§ Goal of the exercise
Return every line from the records below in which the word "being" is found.

◇ ◇ ◇ ◇ ◇ ◇ ◇

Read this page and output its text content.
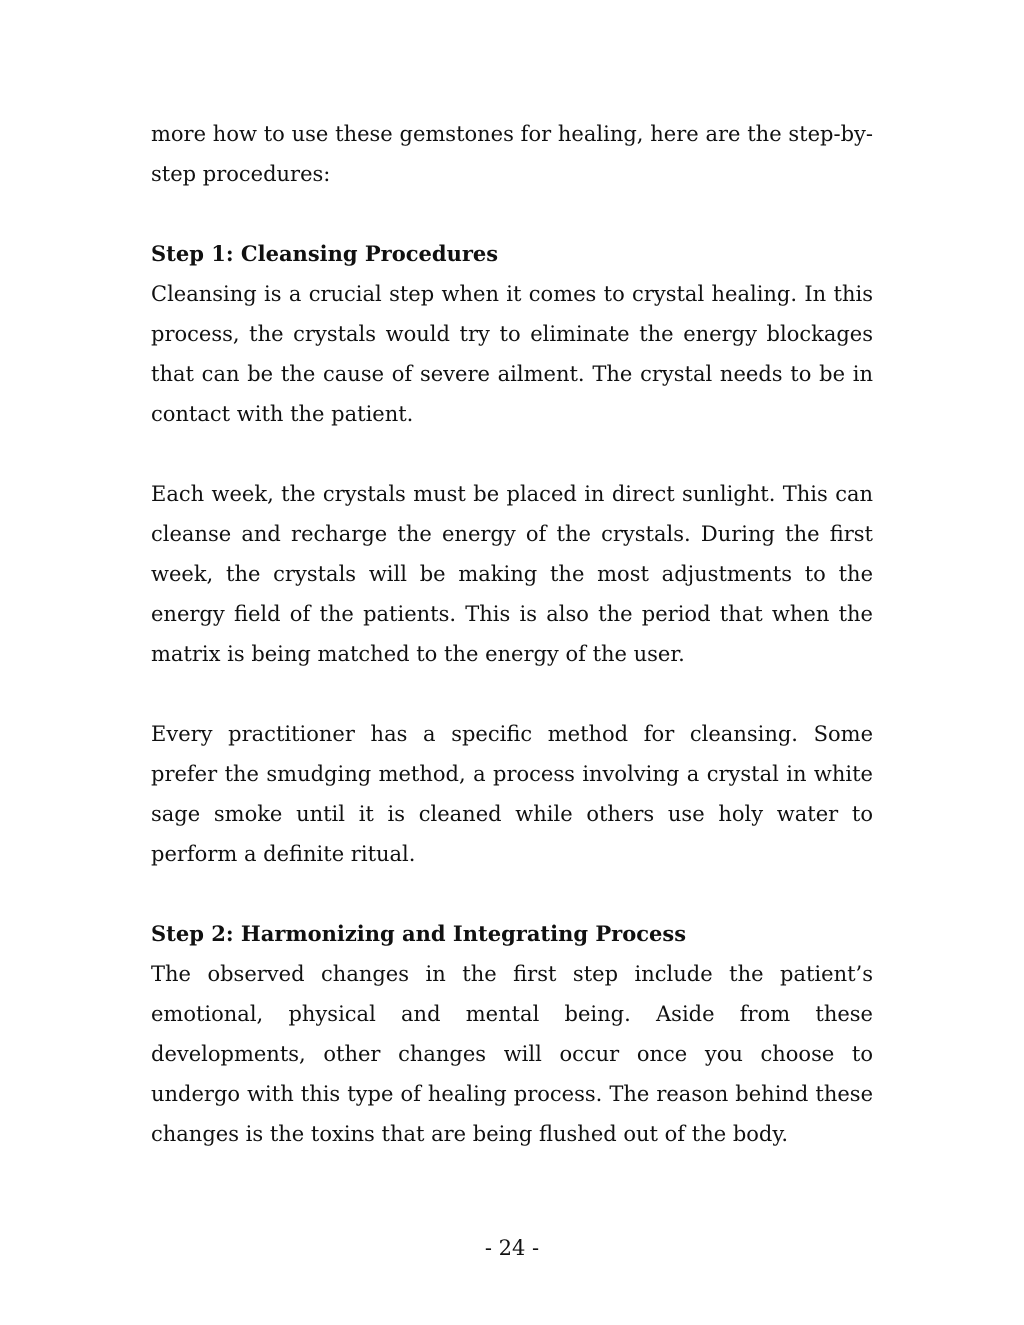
more how to use these gemstones for healing, here are the step-by-step procedures:

Step 1: Cleansing Procedures

Cleansing is a crucial step when it comes to crystal healing. In this process, the crystals would try to eliminate the energy blockages that can be the cause of severe ailment. The crystal needs to be in contact with the patient.

Each week, the crystals must be placed in direct sunlight. This can cleanse and recharge the energy of the crystals. During the first week, the crystals will be making the most adjustments to the energy field of the patients. This is also the period that when the matrix is being matched to the energy of the user.

Every practitioner has a specific method for cleansing. Some prefer the smudging method, a process involving a crystal in white sage smoke until it is cleaned while others use holy water to perform a definite ritual.

Step 2: Harmonizing and Integrating Process

The observed changes in the first step include the patient’s emotional, physical and mental being. Aside from these developments, other changes will occur once you choose to undergo with this type of healing process. The reason behind these changes is the toxins that are being flushed out of the body.

- 24 -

◇ ◇ ◇ ◇ ◇ ◇ ◇

§ Exercise output
Each week, the crystals must be placed in direct sunlight. This can cleanse and recharge the energy of the crystals. During the first week, the crystals will be making the most adjustments to the energy field of the patients. This is also the period that when the matrix is being matched to the energy of the user.
The observed changes in the first step include the patient’s emotional, physical and mental being. Aside from these developments, other changes will occur once you choose to undergo with this type of healing process. The reason behind these changes is the toxins that are being flushed out of the body.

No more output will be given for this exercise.